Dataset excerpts
* start *

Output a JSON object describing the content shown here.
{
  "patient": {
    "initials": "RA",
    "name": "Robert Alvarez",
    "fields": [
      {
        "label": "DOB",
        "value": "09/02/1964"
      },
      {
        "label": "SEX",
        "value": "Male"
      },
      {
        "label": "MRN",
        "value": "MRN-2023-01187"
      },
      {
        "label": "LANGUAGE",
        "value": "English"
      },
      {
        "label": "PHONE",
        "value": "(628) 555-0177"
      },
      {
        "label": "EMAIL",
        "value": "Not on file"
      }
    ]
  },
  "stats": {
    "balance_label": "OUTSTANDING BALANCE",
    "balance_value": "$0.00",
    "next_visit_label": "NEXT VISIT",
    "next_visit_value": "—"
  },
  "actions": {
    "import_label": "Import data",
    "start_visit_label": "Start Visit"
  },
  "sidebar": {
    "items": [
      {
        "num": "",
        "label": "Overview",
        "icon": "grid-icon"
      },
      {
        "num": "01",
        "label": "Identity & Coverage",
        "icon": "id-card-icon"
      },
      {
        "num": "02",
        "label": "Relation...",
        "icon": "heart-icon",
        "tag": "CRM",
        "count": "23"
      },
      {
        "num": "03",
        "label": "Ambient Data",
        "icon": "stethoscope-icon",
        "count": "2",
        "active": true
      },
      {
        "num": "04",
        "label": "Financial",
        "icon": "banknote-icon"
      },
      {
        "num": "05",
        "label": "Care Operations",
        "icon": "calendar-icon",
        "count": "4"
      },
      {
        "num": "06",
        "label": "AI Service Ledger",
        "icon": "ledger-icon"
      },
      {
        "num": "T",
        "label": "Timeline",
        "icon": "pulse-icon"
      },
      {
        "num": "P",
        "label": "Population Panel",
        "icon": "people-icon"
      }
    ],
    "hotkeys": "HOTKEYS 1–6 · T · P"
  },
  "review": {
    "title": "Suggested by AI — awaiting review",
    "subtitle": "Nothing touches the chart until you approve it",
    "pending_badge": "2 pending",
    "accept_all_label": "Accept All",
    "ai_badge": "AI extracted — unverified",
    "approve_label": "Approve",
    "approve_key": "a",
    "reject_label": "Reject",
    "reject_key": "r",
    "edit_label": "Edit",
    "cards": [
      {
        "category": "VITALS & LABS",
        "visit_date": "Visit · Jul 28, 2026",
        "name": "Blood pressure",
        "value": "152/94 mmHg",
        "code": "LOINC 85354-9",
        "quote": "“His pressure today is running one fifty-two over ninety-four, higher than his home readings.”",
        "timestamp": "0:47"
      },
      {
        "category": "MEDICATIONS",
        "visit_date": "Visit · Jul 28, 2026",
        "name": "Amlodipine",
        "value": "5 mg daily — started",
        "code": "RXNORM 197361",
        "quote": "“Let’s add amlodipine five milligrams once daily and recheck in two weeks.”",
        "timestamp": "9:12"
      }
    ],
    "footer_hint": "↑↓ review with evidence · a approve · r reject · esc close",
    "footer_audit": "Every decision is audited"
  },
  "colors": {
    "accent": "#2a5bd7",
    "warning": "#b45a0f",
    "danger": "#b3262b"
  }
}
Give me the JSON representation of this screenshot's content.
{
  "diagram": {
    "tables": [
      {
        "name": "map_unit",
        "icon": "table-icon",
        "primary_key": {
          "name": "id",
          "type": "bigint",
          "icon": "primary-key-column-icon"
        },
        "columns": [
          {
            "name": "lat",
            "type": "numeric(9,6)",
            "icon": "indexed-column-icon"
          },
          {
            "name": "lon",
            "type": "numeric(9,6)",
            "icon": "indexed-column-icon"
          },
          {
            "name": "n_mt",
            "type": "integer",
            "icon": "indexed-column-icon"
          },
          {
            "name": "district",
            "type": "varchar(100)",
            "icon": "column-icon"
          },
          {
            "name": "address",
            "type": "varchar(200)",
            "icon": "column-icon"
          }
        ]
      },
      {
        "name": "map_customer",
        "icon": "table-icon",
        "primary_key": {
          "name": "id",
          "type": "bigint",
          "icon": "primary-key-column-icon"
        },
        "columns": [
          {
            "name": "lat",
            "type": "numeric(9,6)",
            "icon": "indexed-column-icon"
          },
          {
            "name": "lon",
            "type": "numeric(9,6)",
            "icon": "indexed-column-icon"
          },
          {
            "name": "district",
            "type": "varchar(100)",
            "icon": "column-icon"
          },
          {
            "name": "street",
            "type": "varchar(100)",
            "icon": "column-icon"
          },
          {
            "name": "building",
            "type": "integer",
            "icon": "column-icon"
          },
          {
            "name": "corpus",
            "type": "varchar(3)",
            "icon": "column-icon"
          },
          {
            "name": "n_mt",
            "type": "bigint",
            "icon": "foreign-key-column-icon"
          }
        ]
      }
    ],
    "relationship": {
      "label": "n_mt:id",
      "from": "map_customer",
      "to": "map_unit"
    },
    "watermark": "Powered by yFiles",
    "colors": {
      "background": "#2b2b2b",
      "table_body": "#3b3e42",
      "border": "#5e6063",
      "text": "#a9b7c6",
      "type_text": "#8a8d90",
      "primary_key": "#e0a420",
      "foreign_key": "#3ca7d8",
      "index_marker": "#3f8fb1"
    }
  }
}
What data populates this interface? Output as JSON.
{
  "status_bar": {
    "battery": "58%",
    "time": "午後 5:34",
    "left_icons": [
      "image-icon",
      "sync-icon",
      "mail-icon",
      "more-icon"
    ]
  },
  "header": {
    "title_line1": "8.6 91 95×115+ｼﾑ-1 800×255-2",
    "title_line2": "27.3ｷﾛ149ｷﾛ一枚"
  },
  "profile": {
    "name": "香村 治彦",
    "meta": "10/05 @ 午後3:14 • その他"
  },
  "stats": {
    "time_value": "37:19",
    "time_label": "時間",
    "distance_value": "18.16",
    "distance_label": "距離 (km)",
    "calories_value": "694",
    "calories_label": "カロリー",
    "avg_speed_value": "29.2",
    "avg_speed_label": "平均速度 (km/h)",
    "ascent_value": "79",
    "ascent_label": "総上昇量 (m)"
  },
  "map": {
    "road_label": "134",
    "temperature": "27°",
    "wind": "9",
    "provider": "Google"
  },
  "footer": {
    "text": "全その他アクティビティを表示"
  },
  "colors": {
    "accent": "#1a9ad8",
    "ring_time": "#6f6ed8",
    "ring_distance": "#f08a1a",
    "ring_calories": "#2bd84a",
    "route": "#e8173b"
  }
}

* end *

*AIM*: Extract the full listing above without alteration.

*EXERCISE OUTPUT*:
Output a JSON object describing the content shown here.
{
  "patient": {
    "initials": "RA",
    "name": "Robert Alvarez",
    "fields": [
      {
        "label": "DOB",
        "value": "09/02/1964"
      },
      {
        "label": "SEX",
        "value": "Male"
      },
      {
        "label": "MRN",
        "value": "MRN-2023-01187"
      },
      {
        "label": "LANGUAGE",
        "value": "English"
      },
      {
        "label": "PHONE",
        "value": "(628) 555-0177"
      },
      {
        "label": "EMAIL",
        "value": "Not on file"
      }
    ]
  },
  "stats": {
    "balance_label": "OUTSTANDING BALANCE",
    "balance_value": "$0.00",
    "next_visit_label": "NEXT VISIT",
    "next_visit_value": "—"
  },
  "actions": {
    "import_label": "Import data",
    "start_visit_label": "Start Visit"
  },
  "sidebar": {
    "items": [
      {
        "num": "",
        "label": "Overview",
        "icon": "grid-icon"
      },
      {
        "num": "01",
        "label": "Identity & Coverage",
        "icon": "id-card-icon"
      },
      {
        "num": "02",
        "label": "Relation...",
        "icon": "heart-icon",
        "tag": "CRM",
        "count": "23"
      },
      {
        "num": "03",
        "label": "Ambient Data",
        "icon": "stethoscope-icon",
        "count": "2",
        "active": true
      },
      {
        "num": "04",
        "label": "Financial",
        "icon": "banknote-icon"
      },
      {
        "num": "05",
        "label": "Care Operations",
        "icon": "calendar-icon",
        "count": "4"
      },
      {
        "num": "06",
        "label": "AI Service Ledger",
        "icon": "ledger-icon"
      },
      {
        "num": "T",
        "label": "Timeline",
        "icon": "pulse-icon"
      },
      {
        "num": "P",
        "label": "Population Panel",
        "icon": "people-icon"
      }
    ],
    "hotkeys": "HOTKEYS 1–6 · T · P"
  },
  "review": {
    "title": "Suggested by AI — awaiting review",
    "subtitle": "Nothing touches the chart until you approve it",
    "pending_badge": "2 pending",
    "accept_all_label": "Accept All",
    "ai_badge": "AI extracted — unverified",
    "approve_label": "Approve",
    "approve_key": "a",
    "reject_label": "Reject",
    "reject_key": "r",
    "edit_label": "Edit",
    "cards": [
      {
        "category": "VITALS & LABS",
        "visit_date": "Visit · Jul 28, 2026",
        "name": "Blood pressure",
        "value": "152/94 mmHg",
        "code": "LOINC 85354-9",
        "quote": "“His pressure today is running one fifty-two over ninety-four, higher than his home readings.”",
        "timestamp": "0:47"
      },
      {
        "category": "MEDICATIONS",
        "visit_date": "Visit · Jul 28, 2026",
        "name": "Amlodipine",
        "value": "5 mg daily — started",
        "code": "RXNORM 197361",
        "quote": "“Let’s add amlodipine five milligrams once daily and recheck in two weeks.”",
        "timestamp": "9:12"
      }
    ],
    "footer_hint": "↑↓ review with evidence · a approve · r reject · esc close",
    "footer_audit": "Every decision is audited"
  },
  "colors": {
    "accent": "#2a5bd7",
    "warning": "#b45a0f",
    "danger": "#b3262b"
  }
}
Give me the JSON representation of this screenshot's content.
{
  "diagram": {
    "tables": [
      {
        "name": "map_unit",
        "icon": "table-icon",
        "primary_key": {
          "name": "id",
          "type": "bigint",
          "icon": "primary-key-column-icon"
        },
        "columns": [
          {
            "name": "lat",
            "type": "numeric(9,6)",
            "icon": "indexed-column-icon"
          },
          {
            "name": "lon",
            "type": "numeric(9,6)",
            "icon": "indexed-column-icon"
          },
          {
            "name": "n_mt",
            "type": "integer",
            "icon": "indexed-column-icon"
          },
          {
            "name": "district",
            "type": "varchar(100)",
            "icon": "column-icon"
          },
          {
            "name": "address",
            "type": "varchar(200)",
            "icon": "column-icon"
          }
        ]
      },
      {
        "name": "map_customer",
        "icon": "table-icon",
        "primary_key": {
          "name": "id",
          "type": "bigint",
          "icon": "primary-key-column-icon"
        },
        "columns": [
          {
            "name": "lat",
            "type": "numeric(9,6)",
            "icon": "indexed-column-icon"
          },
          {
            "name": "lon",
            "type": "numeric(9,6)",
            "icon": "indexed-column-icon"
          },
          {
            "name": "district",
            "type": "varchar(100)",
            "icon": "column-icon"
          },
          {
            "name": "street",
            "type": "varchar(100)",
            "icon": "column-icon"
          },
          {
            "name": "building",
            "type": "integer",
            "icon": "column-icon"
          },
          {
            "name": "corpus",
            "type": "varchar(3)",
            "icon": "column-icon"
          },
          {
            "name": "n_mt",
            "type": "bigint",
            "icon": "foreign-key-column-icon"
          }
        ]
      }
    ],
    "relationship": {
      "label": "n_mt:id",
      "from": "map_customer",
      "to": "map_unit"
    },
    "watermark": "Powered by yFiles",
    "colors": {
      "background": "#2b2b2b",
      "table_body": "#3b3e42",
      "border": "#5e6063",
      "text": "#a9b7c6",
      "type_text": "#8a8d90",
      "primary_key": "#e0a420",
      "foreign_key": "#3ca7d8",
      "index_marker": "#3f8fb1"
    }
  }
}
What data populates this interface? Output as JSON.
{
  "status_bar": {
    "battery": "58%",
    "time": "午後 5:34",
    "left_icons": [
      "image-icon",
      "sync-icon",
      "mail-icon",
      "more-icon"
    ]
  },
  "header": {
    "title_line1": "8.6 91 95×115+ｼﾑ-1 800×255-2",
    "title_line2": "27.3ｷﾛ149ｷﾛ一枚"
  },
  "profile": {
    "name": "香村 治彦",
    "meta": "10/05 @ 午後3:14 • その他"
  },
  "stats": {
    "time_value": "37:19",
    "time_label": "時間",
    "distance_value": "18.16",
    "distance_label": "距離 (km)",
    "calories_value": "694",
    "calories_label": "カロリー",
    "avg_speed_value": "29.2",
    "avg_speed_label": "平均速度 (km/h)",
    "ascent_value": "79",
    "ascent_label": "総上昇量 (m)"
  },
  "map": {
    "road_label": "134",
    "temperature": "27°",
    "wind": "9",
    "provider": "Google"
  },
  "footer": {
    "text": "全その他アクティビティを表示"
  },
  "colors": {
    "accent": "#1a9ad8",
    "ring_time": "#6f6ed8",
    "ring_distance": "#f08a1a",
    "ring_calories": "#2bd84a",
    "route": "#e8173b"
  }
}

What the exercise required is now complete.